### AIM
Reproduce all the lines below exactly and omit the images.

### MATERIAL SUPPLIED
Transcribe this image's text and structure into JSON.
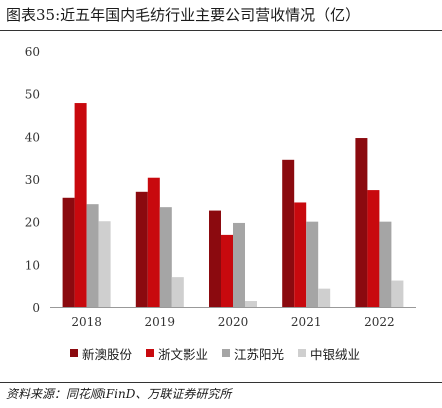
{
  "title": "图表35:近五年国内毛纺行业主要公司营收情况（亿）",
  "source": "资料来源：同花顺iFinD、万联证券研究所",
  "chart_data": {
    "type": "bar",
    "categories": [
      "2018",
      "2019",
      "2020",
      "2021",
      "2022"
    ],
    "series": [
      {
        "name": "新澳股份",
        "color": "#8b0a0f",
        "values": [
          25.6,
          27.0,
          22.6,
          34.5,
          39.6
        ]
      },
      {
        "name": "浙文影业",
        "color": "#c8090e",
        "values": [
          47.8,
          30.3,
          16.9,
          24.5,
          27.4
        ]
      },
      {
        "name": "江苏阳光",
        "color": "#a5a5a5",
        "values": [
          24.1,
          23.4,
          19.7,
          20.0,
          20.0
        ]
      },
      {
        "name": "中银绒业",
        "color": "#cfcfcf",
        "values": [
          20.1,
          7.0,
          1.4,
          4.3,
          6.2
        ]
      }
    ],
    "yticks": [
      0,
      10,
      20,
      30,
      40,
      50,
      60
    ],
    "ylim": [
      0,
      60
    ],
    "grid": false,
    "legend_position": "bottom"
  }
}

### RESULT
Transcribe this image's text and structure into JSON.
{
  "title": "图表35:近五年国内毛纺行业主要公司营收情况（亿）",
  "source": "资料来源：同花顺iFinD、万联证券研究所",
  "chart_data": {
    "type": "bar",
    "categories": [
      "2018",
      "2019",
      "2020",
      "2021",
      "2022"
    ],
    "series": [
      {
        "name": "新澳股份",
        "color": "#8b0a0f",
        "values": [
          25.6,
          27.0,
          22.6,
          34.5,
          39.6
        ]
      },
      {
        "name": "浙文影业",
        "color": "#c8090e",
        "values": [
          47.8,
          30.3,
          16.9,
          24.5,
          27.4
        ]
      },
      {
        "name": "江苏阳光",
        "color": "#a5a5a5",
        "values": [
          24.1,
          23.4,
          19.7,
          20.0,
          20.0
        ]
      },
      {
        "name": "中银绒业",
        "color": "#cfcfcf",
        "values": [
          20.1,
          7.0,
          1.4,
          4.3,
          6.2
        ]
      }
    ],
    "yticks": [
      0,
      10,
      20,
      30,
      40,
      50,
      60
    ],
    "ylim": [
      0,
      60
    ],
    "grid": false,
    "legend_position": "bottom"
  }
}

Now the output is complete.